• _Text passage_:
Statistics as a Language

STAT 240 - Fall 2025

Robert Sholl

Statistics as a Science

The Scientific Method

  • Where does statistics come into the picture?

\[ \begin{array}{|c|} \hline \text{Observe}\\ \hline \text{Question}\\ \hline \text{Hypothesize}\\ \hline \text{Experiment}\\ \hline \text{Analyze}\\ \hline \text{Conclude}\\ \hline \end{array} \]

Observe and Question

  • Tsunamis can occur after earthquakes

  • They tend to happen after high magnitude earthquakes

  • How high magnitude does an earthquake have to be to cause a tsunami?

  • How high are the tsunami waves from high magnitude earthquakes?

Hypothesize

“On 30 July 2025, at 11:24:52 PETT (23:24:52 UTC, 29 July), a \(M_w\) 8.8 megathrust earthquake struck off the eastern coast of the Kamchatka Peninsula in the Russian Far East, 119 km (74 mi) east-southeast of the coastal city of Petropavlovsk-Kamchatsky.” – Wikipedia

  • This earthquake was well above the severity to cause a tsunami

  • Higher magnitude earthquakes result in tsunamis with high waves

Experiment

  • We can’t experiment well with this kind of science

  • But we can run a sort of “psuedo”-experiment

  • We select \(100\) tsunamis at random and see if they were the product of an earthquake

  • We find out that \(68\) of them had some connection to a earthquake

Vocabulary (Get used to it)

  • Population: the entire collection of individuals about which information is sought.

  • Sample: a subset of population, containing the individuals that are actually observed.

  • Statistics: is the study of procedures for collecting, describing, and drawing conclusions from information.

    • the science of describing or making inferences about a population, from a sample.

Analyze

Of the 748 tsunamis that have occurred since 1970, 464 of them can be directly associated with an earthquake.

  • From this data we can say two things

  • \(62\%\) of tsunamis are caused by earthquakes

  • \(68\%\) of the tsunamis in our sample were caused by earthquakes

    • Parameter: a value that describes an entire population.

    • Statistic: a value that describes a sample.

Sampling Techniques

I hope you’re hungry

Simple Random Sampling

How clean are the campus dining halls? Let’s find out!

• _Data lines_:
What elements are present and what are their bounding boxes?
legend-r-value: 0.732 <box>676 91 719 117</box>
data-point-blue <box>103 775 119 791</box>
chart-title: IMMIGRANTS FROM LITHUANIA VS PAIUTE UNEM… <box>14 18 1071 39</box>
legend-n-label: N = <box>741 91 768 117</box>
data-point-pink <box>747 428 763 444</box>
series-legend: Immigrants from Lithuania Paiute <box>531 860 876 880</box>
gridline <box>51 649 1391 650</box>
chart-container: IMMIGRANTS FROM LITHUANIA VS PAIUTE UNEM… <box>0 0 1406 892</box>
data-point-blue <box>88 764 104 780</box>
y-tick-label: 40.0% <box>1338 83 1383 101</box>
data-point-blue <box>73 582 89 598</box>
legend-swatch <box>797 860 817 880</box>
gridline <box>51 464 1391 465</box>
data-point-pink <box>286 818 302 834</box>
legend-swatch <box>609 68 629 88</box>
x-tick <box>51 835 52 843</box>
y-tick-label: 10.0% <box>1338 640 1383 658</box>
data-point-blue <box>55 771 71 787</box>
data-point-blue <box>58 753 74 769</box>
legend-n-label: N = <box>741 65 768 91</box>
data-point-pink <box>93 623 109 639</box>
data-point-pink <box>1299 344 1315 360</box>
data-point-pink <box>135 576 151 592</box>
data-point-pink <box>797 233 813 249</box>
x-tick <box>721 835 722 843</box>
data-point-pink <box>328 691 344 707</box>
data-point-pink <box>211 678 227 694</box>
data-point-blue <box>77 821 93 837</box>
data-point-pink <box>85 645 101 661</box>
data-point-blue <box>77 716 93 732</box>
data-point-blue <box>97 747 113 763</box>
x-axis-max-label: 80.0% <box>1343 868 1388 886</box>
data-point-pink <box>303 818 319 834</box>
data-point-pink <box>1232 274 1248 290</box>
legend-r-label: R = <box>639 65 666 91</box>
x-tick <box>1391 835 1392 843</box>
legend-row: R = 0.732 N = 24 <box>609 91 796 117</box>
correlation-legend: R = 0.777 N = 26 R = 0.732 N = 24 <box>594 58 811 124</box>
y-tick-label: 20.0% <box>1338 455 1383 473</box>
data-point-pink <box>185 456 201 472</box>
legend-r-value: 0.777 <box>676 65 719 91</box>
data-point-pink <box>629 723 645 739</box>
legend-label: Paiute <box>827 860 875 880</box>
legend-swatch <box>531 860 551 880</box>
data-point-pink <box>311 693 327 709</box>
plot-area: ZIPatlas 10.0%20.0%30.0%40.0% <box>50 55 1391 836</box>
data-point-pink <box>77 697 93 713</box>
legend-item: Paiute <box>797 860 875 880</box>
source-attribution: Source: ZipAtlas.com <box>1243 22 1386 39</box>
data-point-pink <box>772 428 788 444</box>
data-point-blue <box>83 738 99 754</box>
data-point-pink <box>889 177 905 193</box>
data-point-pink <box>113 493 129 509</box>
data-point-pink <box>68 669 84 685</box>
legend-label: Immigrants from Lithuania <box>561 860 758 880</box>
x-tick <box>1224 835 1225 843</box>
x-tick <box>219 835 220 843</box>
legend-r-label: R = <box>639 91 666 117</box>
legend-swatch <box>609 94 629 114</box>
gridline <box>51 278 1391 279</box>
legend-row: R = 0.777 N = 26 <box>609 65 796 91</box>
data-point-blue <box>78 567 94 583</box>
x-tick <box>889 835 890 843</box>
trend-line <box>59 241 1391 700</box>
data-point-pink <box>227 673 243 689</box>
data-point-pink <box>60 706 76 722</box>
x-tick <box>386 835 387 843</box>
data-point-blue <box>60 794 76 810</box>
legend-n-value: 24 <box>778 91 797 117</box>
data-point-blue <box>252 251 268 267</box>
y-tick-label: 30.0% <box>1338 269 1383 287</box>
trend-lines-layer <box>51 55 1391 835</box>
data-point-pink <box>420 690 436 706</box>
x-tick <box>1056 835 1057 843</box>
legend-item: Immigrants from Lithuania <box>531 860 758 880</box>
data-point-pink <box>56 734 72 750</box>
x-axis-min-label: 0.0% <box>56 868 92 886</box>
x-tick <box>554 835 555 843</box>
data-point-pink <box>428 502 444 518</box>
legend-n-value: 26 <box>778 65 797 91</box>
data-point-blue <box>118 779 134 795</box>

==

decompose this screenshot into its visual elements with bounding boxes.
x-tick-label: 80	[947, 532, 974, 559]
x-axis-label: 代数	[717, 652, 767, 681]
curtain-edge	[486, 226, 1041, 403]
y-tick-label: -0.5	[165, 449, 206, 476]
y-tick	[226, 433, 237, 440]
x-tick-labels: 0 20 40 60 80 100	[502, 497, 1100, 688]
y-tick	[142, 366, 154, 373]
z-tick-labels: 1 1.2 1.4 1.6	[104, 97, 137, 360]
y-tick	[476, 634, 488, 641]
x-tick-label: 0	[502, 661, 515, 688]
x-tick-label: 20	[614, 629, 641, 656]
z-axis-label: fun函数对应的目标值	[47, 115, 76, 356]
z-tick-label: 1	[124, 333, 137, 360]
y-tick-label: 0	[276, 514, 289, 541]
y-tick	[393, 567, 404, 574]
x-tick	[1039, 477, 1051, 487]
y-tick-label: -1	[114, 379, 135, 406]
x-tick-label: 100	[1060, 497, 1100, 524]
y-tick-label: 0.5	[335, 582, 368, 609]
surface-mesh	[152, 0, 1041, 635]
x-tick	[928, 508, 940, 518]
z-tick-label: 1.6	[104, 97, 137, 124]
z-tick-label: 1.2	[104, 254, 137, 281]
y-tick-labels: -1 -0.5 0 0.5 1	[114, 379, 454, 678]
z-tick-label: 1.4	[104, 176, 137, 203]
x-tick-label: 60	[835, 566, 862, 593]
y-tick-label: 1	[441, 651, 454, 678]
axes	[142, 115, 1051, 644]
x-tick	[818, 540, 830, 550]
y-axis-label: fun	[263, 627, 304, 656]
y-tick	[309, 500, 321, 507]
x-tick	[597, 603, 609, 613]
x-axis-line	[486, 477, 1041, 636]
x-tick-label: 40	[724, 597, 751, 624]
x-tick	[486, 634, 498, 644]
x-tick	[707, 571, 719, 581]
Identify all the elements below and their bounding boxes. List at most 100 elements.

--

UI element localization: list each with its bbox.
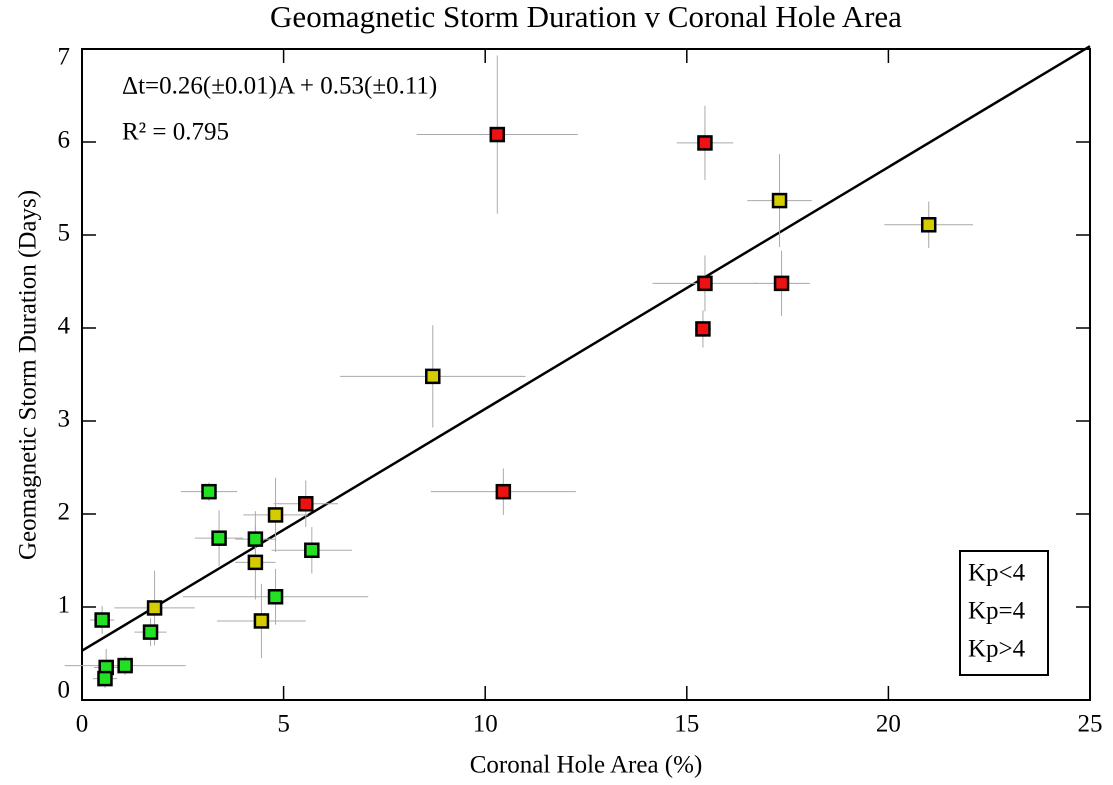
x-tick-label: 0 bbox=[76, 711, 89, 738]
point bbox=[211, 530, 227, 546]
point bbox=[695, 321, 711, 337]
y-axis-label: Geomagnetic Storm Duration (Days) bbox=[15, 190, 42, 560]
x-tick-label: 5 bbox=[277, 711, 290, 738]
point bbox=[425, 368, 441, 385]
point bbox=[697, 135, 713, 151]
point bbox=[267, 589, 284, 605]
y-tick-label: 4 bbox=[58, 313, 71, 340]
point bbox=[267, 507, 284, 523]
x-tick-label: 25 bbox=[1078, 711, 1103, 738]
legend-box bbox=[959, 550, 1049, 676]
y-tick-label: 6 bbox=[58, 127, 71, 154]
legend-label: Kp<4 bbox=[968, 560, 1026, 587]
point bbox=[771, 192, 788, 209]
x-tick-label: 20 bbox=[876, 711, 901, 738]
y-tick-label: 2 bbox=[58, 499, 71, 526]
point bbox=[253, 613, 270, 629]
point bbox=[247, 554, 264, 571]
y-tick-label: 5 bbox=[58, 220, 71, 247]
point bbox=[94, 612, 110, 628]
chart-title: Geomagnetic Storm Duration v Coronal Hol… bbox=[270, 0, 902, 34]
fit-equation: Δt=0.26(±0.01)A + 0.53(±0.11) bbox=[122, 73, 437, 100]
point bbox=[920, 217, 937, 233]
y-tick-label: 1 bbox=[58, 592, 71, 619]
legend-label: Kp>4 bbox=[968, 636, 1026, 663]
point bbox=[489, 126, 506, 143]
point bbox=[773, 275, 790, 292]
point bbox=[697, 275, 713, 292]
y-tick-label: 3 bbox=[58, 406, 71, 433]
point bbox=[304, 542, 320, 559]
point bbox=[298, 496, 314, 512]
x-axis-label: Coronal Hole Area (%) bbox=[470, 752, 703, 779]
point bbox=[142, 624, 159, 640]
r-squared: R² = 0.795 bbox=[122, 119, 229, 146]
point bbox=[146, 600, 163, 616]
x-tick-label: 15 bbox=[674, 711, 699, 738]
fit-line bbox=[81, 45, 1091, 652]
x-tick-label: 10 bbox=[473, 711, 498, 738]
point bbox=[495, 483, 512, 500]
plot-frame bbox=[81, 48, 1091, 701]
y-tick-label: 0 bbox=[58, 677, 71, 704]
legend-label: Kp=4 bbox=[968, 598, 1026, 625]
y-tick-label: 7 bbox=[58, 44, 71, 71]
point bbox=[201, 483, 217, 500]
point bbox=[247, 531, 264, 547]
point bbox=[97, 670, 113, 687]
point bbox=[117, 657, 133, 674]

• _Given request 1_: Reproduce the statistics lecture word for word, everything from "The Scientific Method" down to "cause a tsunami?".
• _Given request 2_: According to the statistics lecture, how many of the 748 tsunamis since 1970 can be directly associated with an earthquake?
• _Given request 3_: Resume the statistics lecture from its final line and write what comes next.
You won't need the items for any of this.

• _Task output 1_:
The Scientific Method

  • Where does statistics come into the picture?

\[ \begin{array}{|c|} \hline \text{Observe}\\ \hline \text{Question}\\ \hline \text{Hypothesize}\\ \hline \text{Experiment}\\ \hline \text{Analyze}\\ \hline \text{Conclude}\\ \hline \end{array} \]

Observe and Question

  • Tsunamis can occur after earthquakes

  • They tend to happen after high magnitude earthquakes

  • How high magnitude does an earthquake have to be to cause a tsunami?

• _Task output 2_: 464

• _Task output 3_:
  • We decide to line up all of the dining hall workers at Kramer

  • Everyone is assigned a number, \(1\) to \(50\)

  • We randomly select \(10\) numbers

  • Then swab the hands of every person who’s number came up

Simple Random Sampling

  • Simple Random Sample (SRS): a sample chosen by a method in which collection of n population items is equally likely to make up the sample.

  • Every worker had the same chance of being selected

    • \(1/50\)

    • Note: this only works if we select all \(10\) numbers simultaneously

    • We’ll play with that concept more later on

Stratified Sampling

Maybe the \(10\) workers we selected all work the same station together. How can we make sure we get a sample from every station?

  • Divide up workers by station, \(5\) in total

  • Assign each group of workers numbers \(1\) through \(10\)

  • Randomly select \(2\) numbers

  • Swab the hands of each of those numbers from each group

Statified Sampling

  • Stratified Sample: The population is divided into groups, called strata, where the members of each stratum are similar in some way. Then a SRS is drawn from each stratum.

  • We stratified by station

  • We defined a SRS for the strata

  • We sampled from the strata based off of that SRS

Cluster Sampling

Foodborne outbreaks can also happen as a result of contaminated regions, not just bad worker hygeine.

  • We split the dining center up into a grid of 5 ft by 5 ft squares

  • We select \(10\) squares at random and swab the entire square

  • Each of these squares are called clusters

  • Cluster Sampling: Items are drawn from the population in groups, or clusters.

Systematic Sampling

At the end of the day, the delivery mechanism of foodborne illness is the food itself.

  • We decide to sample the food coming off the line directly

  • It’d be a massive interruption of service to sample every food item coming out

    • Plus, we can’t serve food once we’ve sampled it
  • So we decide to sample every \(10^{th}\) item that comes from any station for possible contaminants

Systematic Sampling


  • Define a number, denoted \(k\)

  • Sample the \(k^{th}\) item that’s observed

  • Repeat the sampling process every \(k\) items that are observed

Voluntary Response

  • We design a simple survey that asks the students:

    • On a scale of 1 to 10 how clean does Kramer dining center appear?

    • Have you ever felt sick after eating at the dining center?

    • Do you think the dining center prioritizes food safety adequately?

  • We send the survey to every student that’s eaten at Kramer in the past year

Samples of Convenience

  • How does the class feel about Kramer on a scale of 1 to 10?

  • It an easy sample to acquire, we just used who we had

  • It’s a terrible sampling technique in general

  • Why?

Data Types

Data

What is data?

  • Data: Information that has been collected

  • Individual: Something the information has been collected on (People/Places/Things/etc.)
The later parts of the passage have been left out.